## Goal
Show all lines holding "кроме".

## Data lines
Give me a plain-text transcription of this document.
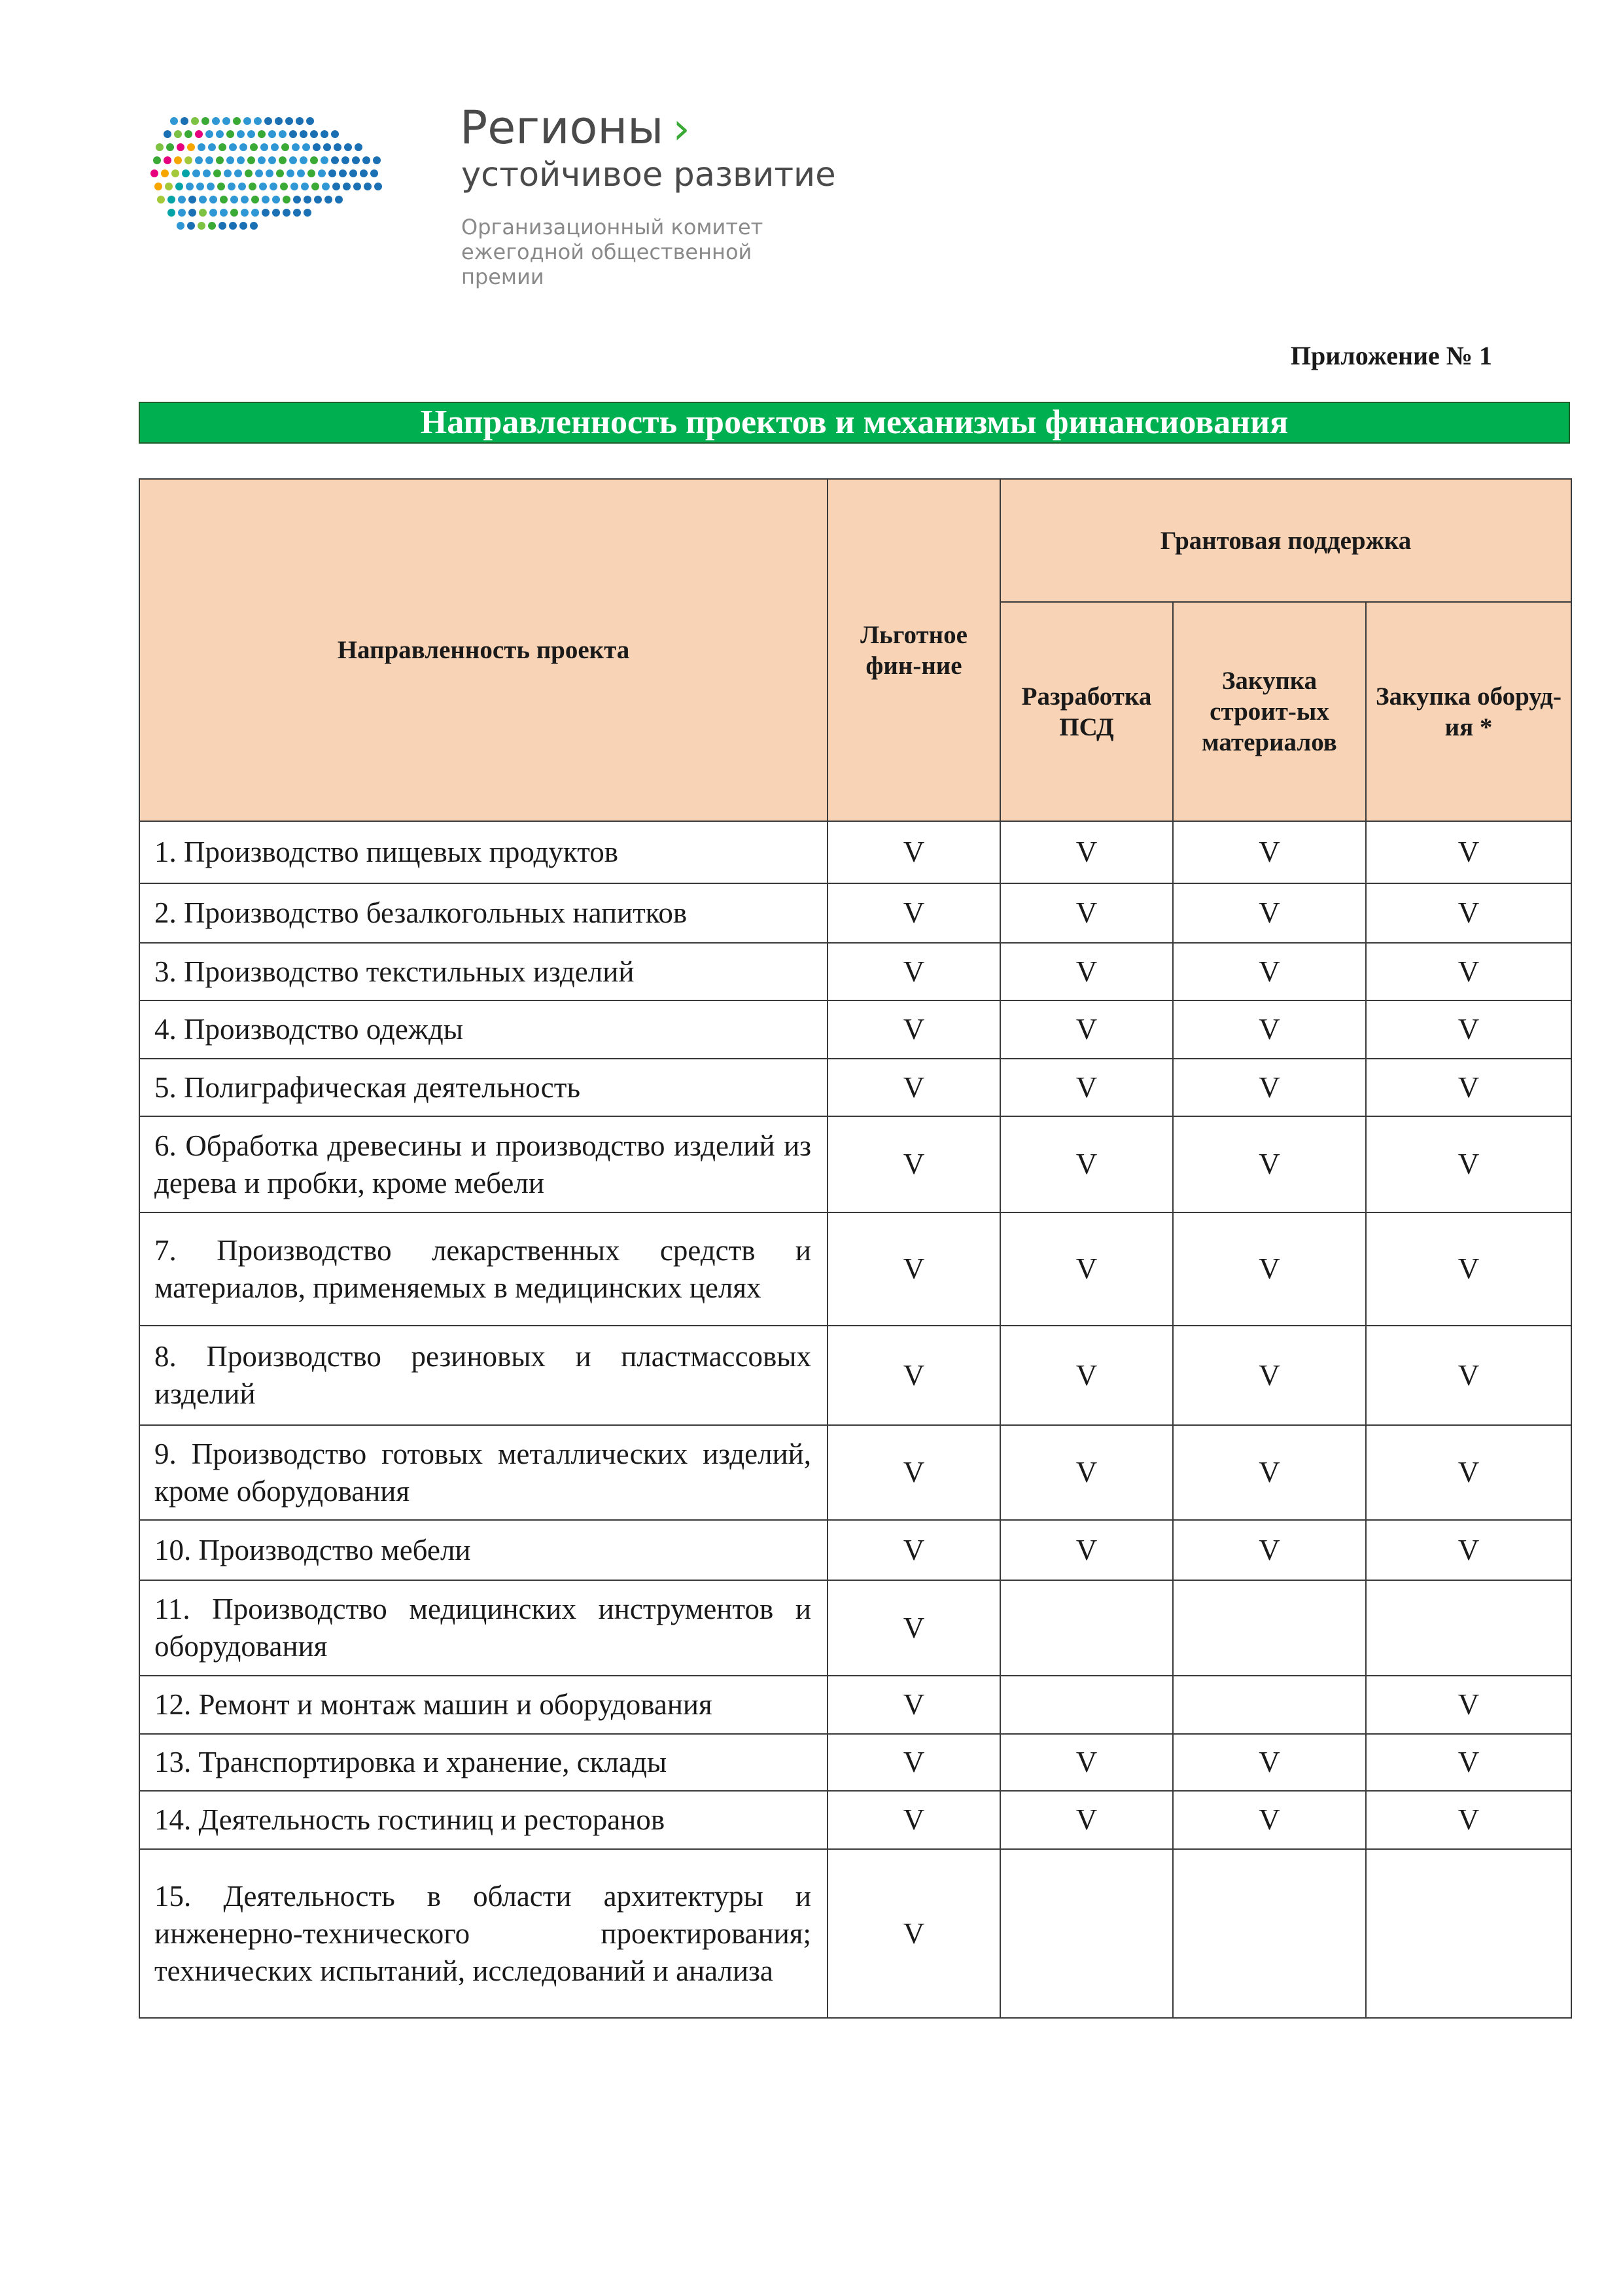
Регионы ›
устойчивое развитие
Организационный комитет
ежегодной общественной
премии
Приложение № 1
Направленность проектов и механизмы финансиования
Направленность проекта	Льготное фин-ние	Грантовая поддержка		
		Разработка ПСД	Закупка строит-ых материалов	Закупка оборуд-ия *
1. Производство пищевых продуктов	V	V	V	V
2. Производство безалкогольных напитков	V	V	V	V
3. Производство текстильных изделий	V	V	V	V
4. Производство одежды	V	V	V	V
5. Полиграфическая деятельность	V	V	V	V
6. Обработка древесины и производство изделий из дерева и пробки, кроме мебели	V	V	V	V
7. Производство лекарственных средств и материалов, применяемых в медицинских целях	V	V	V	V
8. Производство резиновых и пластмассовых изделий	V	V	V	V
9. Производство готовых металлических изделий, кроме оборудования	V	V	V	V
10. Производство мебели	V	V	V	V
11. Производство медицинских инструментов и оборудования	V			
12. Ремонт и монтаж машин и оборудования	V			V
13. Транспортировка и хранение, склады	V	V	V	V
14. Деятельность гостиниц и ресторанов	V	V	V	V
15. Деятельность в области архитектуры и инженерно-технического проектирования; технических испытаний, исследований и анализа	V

## Answer to this exercise
6. Обработка древесины и производство изделий из дерева и пробки, кроме мебели	V	V	V	V
9. Производство готовых металлических изделий, кроме оборудования	V	V	V	V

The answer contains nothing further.